— Given request —
Write out each record again exactly as it stands.
======
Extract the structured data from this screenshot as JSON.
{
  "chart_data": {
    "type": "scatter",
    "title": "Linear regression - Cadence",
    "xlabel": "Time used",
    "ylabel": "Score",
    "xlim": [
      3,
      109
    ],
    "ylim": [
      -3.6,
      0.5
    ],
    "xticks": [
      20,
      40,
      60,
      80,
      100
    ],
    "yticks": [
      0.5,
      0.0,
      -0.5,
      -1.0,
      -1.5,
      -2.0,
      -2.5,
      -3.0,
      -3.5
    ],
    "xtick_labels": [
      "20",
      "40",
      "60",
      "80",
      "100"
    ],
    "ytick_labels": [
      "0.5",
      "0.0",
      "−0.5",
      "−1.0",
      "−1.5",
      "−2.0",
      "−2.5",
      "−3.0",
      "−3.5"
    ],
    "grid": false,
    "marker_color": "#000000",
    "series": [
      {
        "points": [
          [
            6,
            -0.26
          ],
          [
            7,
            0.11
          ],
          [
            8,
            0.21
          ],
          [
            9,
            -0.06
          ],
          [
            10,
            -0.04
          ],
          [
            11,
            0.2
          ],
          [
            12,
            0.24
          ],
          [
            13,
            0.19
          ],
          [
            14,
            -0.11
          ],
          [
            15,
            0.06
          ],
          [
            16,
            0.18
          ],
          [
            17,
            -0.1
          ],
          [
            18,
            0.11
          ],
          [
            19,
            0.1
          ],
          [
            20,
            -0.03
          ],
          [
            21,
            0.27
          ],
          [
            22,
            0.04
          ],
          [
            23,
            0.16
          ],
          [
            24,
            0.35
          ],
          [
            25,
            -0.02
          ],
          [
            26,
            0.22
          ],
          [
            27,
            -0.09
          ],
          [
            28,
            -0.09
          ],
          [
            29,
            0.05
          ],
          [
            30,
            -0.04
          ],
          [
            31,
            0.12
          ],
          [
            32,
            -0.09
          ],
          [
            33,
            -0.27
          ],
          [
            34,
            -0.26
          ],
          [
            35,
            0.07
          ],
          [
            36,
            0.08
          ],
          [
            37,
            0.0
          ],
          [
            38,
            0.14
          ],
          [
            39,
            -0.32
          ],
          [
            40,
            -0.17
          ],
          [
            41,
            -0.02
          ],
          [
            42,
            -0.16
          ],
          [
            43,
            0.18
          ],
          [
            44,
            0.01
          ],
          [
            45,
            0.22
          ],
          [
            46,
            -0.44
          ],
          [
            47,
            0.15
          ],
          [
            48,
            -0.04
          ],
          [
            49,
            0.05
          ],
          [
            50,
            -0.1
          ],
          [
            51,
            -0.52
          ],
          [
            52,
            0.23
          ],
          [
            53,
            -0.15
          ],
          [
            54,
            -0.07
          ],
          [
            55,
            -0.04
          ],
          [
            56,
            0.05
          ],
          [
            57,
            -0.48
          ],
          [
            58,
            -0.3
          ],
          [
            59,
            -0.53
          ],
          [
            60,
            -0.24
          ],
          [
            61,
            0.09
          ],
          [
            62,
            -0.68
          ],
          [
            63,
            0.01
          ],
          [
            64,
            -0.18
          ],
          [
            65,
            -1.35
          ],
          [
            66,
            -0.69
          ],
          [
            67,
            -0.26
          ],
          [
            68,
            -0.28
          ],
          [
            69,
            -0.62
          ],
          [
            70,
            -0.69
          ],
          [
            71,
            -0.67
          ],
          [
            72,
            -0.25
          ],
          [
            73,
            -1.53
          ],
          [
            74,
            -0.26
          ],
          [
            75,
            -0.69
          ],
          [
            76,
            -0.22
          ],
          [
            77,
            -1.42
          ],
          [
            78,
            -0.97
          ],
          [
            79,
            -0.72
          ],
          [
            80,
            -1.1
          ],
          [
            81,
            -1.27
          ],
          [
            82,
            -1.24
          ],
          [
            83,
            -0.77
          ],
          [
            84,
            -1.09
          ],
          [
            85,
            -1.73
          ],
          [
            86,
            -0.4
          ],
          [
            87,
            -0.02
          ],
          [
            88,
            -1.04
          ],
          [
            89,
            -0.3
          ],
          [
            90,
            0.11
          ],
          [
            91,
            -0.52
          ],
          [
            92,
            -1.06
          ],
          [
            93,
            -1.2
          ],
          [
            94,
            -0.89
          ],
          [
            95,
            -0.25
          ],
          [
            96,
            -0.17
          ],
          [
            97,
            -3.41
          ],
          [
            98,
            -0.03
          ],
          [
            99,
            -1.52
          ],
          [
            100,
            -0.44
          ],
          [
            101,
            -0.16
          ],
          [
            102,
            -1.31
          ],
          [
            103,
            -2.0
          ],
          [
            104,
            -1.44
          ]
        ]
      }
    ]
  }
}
======
— Correct output —
Extract the structured data from this screenshot as JSON.
{
  "chart_data": {
    "type": "scatter",
    "title": "Linear regression - Cadence",
    "xlabel": "Time used",
    "ylabel": "Score",
    "xlim": [
      3,
      109
    ],
    "ylim": [
      -3.6,
      0.5
    ],
    "xticks": [
      20,
      40,
      60,
      80,
      100
    ],
    "yticks": [
      0.5,
      0.0,
      -0.5,
      -1.0,
      -1.5,
      -2.0,
      -2.5,
      -3.0,
      -3.5
    ],
    "xtick_labels": [
      "20",
      "40",
      "60",
      "80",
      "100"
    ],
    "ytick_labels": [
      "0.5",
      "0.0",
      "−0.5",
      "−1.0",
      "−1.5",
      "−2.0",
      "−2.5",
      "−3.0",
      "−3.5"
    ],
    "grid": false,
    "marker_color": "#000000",
    "series": [
      {
        "points": [
          [
            6,
            -0.26
          ],
          [
            7,
            0.11
          ],
          [
            8,
            0.21
          ],
          [
            9,
            -0.06
          ],
          [
            10,
            -0.04
          ],
          [
            11,
            0.2
          ],
          [
            12,
            0.24
          ],
          [
            13,
            0.19
          ],
          [
            14,
            -0.11
          ],
          [
            15,
            0.06
          ],
          [
            16,
            0.18
          ],
          [
            17,
            -0.1
          ],
          [
            18,
            0.11
          ],
          [
            19,
            0.1
          ],
          [
            20,
            -0.03
          ],
          [
            21,
            0.27
          ],
          [
            22,
            0.04
          ],
          [
            23,
            0.16
          ],
          [
            24,
            0.35
          ],
          [
            25,
            -0.02
          ],
          [
            26,
            0.22
          ],
          [
            27,
            -0.09
          ],
          [
            28,
            -0.09
          ],
          [
            29,
            0.05
          ],
          [
            30,
            -0.04
          ],
          [
            31,
            0.12
          ],
          [
            32,
            -0.09
          ],
          [
            33,
            -0.27
          ],
          [
            34,
            -0.26
          ],
          [
            35,
            0.07
          ],
          [
            36,
            0.08
          ],
          [
            37,
            0.0
          ],
          [
            38,
            0.14
          ],
          [
            39,
            -0.32
          ],
          [
            40,
            -0.17
          ],
          [
            41,
            -0.02
          ],
          [
            42,
            -0.16
          ],
          [
            43,
            0.18
          ],
          [
            44,
            0.01
          ],
          [
            45,
            0.22
          ],
          [
            46,
            -0.44
          ],
          [
            47,
            0.15
          ],
          [
            48,
            -0.04
          ],
          [
            49,
            0.05
          ],
          [
            50,
            -0.1
          ],
          [
            51,
            -0.52
          ],
          [
            52,
            0.23
          ],
          [
            53,
            -0.15
          ],
          [
            54,
            -0.07
          ],
          [
            55,
            -0.04
          ],
          [
            56,
            0.05
          ],
          [
            57,
            -0.48
          ],
          [
            58,
            -0.3
          ],
          [
            59,
            -0.53
          ],
          [
            60,
            -0.24
          ],
          [
            61,
            0.09
          ],
          [
            62,
            -0.68
          ],
          [
            63,
            0.01
          ],
          [
            64,
            -0.18
          ],
          [
            65,
            -1.35
          ],
          [
            66,
            -0.69
          ],
          [
            67,
            -0.26
          ],
          [
            68,
            -0.28
          ],
          [
            69,
            -0.62
          ],
          [
            70,
            -0.69
          ],
          [
            71,
            -0.67
          ],
          [
            72,
            -0.25
          ],
          [
            73,
            -1.53
          ],
          [
            74,
            -0.26
          ],
          [
            75,
            -0.69
          ],
          [
            76,
            -0.22
          ],
          [
            77,
            -1.42
          ],
          [
            78,
            -0.97
          ],
          [
            79,
            -0.72
          ],
          [
            80,
            -1.1
          ],
          [
            81,
            -1.27
          ],
          [
            82,
            -1.24
          ],
          [
            83,
            -0.77
          ],
          [
            84,
            -1.09
          ],
          [
            85,
            -1.73
          ],
          [
            86,
            -0.4
          ],
          [
            87,
            -0.02
          ],
          [
            88,
            -1.04
          ],
          [
            89,
            -0.3
          ],
          [
            90,
            0.11
          ],
          [
            91,
            -0.52
          ],
          [
            92,
            -1.06
          ],
          [
            93,
            -1.2
          ],
          [
            94,
            -0.89
          ],
          [
            95,
            -0.25
          ],
          [
            96,
            -0.17
          ],
          [
            97,
            -3.41
          ],
          [
            98,
            -0.03
          ],
          [
            99,
            -1.52
          ],
          [
            100,
            -0.44
          ],
          [
            101,
            -0.16
          ],
          [
            102,
            -1.31
          ],
          [
            103,
            -2.0
          ],
          [
            104,
            -1.44
          ]
        ]
      }
    ]
  }
}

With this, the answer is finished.